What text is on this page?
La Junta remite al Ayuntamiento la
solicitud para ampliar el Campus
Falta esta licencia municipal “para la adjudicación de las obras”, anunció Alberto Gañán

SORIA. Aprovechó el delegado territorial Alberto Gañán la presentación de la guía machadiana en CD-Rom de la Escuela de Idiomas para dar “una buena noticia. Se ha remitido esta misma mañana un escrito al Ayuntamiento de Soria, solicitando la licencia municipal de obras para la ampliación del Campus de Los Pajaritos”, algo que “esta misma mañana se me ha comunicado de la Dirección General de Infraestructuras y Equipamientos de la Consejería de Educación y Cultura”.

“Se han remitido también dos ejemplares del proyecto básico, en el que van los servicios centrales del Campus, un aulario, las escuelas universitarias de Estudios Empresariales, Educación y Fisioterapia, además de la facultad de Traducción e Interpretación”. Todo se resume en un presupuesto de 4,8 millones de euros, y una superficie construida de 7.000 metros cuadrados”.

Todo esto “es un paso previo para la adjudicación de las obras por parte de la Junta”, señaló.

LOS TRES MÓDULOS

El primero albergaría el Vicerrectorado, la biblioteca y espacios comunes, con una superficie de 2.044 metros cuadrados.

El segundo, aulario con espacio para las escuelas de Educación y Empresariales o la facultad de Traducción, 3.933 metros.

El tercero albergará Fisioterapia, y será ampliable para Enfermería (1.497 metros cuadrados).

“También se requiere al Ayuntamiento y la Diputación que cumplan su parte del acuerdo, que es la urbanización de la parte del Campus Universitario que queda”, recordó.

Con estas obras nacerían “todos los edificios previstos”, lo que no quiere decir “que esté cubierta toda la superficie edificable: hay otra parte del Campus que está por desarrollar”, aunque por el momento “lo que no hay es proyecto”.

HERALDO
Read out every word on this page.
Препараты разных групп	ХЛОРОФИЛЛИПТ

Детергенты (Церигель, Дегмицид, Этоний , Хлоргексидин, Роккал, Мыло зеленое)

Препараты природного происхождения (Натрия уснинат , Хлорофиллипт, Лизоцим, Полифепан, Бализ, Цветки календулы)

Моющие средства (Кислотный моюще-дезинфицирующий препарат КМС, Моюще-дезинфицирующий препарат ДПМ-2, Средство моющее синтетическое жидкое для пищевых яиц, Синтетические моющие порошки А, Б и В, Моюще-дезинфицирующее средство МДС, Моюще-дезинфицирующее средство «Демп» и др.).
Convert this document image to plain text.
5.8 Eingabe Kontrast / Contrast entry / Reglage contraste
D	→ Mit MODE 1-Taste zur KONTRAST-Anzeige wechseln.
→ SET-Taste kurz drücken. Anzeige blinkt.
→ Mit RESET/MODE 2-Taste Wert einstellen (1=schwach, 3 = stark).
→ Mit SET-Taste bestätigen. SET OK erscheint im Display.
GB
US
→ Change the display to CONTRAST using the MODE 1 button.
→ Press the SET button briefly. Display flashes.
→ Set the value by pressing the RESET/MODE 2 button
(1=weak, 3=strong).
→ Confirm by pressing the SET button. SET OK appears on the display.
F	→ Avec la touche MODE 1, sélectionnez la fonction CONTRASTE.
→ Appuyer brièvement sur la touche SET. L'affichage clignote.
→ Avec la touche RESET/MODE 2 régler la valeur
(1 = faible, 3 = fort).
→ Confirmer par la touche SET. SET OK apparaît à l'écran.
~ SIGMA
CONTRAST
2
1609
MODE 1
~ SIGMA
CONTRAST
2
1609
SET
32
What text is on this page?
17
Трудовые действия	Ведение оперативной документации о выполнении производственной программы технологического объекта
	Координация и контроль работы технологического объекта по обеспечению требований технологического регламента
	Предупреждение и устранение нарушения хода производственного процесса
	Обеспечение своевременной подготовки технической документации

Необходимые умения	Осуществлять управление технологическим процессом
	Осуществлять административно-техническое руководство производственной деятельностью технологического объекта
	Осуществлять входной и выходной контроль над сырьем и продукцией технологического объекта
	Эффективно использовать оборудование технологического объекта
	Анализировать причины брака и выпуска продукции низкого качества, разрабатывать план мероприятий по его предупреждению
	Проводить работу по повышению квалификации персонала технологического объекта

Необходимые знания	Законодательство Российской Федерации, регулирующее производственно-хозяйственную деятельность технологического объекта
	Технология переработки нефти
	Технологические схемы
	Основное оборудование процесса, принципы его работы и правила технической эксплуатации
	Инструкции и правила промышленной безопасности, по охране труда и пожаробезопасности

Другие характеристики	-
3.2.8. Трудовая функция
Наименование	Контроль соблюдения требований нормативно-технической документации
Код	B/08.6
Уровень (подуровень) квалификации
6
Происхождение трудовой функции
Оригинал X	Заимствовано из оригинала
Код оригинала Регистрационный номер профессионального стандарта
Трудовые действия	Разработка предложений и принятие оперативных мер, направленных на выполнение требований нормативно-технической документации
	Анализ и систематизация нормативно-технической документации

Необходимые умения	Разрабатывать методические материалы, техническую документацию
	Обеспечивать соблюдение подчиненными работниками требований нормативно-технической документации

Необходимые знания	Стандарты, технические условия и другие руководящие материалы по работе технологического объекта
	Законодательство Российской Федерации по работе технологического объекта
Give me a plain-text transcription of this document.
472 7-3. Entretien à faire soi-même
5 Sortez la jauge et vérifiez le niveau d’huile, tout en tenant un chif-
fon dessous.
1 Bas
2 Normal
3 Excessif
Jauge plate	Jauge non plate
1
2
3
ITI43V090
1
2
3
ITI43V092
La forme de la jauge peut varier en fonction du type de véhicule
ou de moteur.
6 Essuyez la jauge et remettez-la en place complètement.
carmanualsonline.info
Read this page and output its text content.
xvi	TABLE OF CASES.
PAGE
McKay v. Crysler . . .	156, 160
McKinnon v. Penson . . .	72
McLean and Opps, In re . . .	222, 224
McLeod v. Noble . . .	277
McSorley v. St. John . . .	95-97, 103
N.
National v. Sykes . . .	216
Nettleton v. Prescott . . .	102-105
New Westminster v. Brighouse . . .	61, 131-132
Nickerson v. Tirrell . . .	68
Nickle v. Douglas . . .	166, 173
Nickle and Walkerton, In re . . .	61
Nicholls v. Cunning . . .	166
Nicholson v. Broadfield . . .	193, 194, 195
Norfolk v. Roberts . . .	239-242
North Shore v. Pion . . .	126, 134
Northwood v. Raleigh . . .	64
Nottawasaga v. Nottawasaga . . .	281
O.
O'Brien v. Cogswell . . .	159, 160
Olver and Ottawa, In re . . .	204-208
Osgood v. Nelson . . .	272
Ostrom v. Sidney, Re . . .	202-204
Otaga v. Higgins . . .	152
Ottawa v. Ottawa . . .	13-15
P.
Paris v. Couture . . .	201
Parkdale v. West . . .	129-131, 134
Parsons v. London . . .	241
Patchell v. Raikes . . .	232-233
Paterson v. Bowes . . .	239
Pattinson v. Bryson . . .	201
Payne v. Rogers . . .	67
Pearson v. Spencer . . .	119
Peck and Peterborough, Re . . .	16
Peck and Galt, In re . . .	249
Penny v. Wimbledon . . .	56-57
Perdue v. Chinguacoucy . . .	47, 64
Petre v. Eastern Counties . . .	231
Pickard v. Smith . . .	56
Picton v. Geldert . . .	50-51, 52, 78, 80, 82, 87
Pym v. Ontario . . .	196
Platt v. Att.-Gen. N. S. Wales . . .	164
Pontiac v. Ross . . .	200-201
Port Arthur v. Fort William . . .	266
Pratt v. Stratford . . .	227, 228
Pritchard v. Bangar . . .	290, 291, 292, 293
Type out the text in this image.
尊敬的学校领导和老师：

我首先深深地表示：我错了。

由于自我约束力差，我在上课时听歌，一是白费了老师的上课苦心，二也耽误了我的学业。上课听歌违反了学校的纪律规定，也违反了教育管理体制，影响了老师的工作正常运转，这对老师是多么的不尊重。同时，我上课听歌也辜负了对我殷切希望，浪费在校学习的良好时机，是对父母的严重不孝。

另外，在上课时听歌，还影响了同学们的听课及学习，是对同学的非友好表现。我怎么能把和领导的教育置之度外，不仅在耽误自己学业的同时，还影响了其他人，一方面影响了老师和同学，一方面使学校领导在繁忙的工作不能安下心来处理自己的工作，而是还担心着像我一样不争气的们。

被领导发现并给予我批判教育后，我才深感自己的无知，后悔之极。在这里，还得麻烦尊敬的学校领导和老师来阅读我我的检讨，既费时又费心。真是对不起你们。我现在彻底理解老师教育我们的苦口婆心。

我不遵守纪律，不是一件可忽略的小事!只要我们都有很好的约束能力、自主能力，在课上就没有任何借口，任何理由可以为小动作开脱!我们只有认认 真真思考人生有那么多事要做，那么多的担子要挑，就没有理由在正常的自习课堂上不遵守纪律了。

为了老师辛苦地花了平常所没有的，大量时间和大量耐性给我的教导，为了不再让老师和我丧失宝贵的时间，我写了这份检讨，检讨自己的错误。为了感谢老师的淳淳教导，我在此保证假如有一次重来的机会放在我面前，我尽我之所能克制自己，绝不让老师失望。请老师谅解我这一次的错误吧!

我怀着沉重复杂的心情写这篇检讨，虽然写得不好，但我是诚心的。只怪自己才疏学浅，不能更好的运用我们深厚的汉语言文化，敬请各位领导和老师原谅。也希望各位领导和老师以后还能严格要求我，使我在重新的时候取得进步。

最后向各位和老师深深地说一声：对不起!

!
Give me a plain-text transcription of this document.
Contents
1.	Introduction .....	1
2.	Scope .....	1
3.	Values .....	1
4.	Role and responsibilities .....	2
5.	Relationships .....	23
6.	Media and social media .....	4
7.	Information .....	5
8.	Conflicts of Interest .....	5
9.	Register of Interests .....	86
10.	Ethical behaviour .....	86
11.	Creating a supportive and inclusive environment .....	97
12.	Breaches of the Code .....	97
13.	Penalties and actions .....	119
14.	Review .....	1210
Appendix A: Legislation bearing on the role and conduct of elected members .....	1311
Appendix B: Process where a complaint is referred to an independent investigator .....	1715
■ ■ ■ ■ ■ ■ ■
[Exercise task]: Pick out the lines above containing the word "text", then copy them.

[Solution for this exercise]:
What text is on this page?
Convert this document image to plain text.
What text is on this page?
Give me a plain-text transcription of this document.
Read this page and output its text content.
Type out the text in this image.
Give me a plain-text transcription of this document.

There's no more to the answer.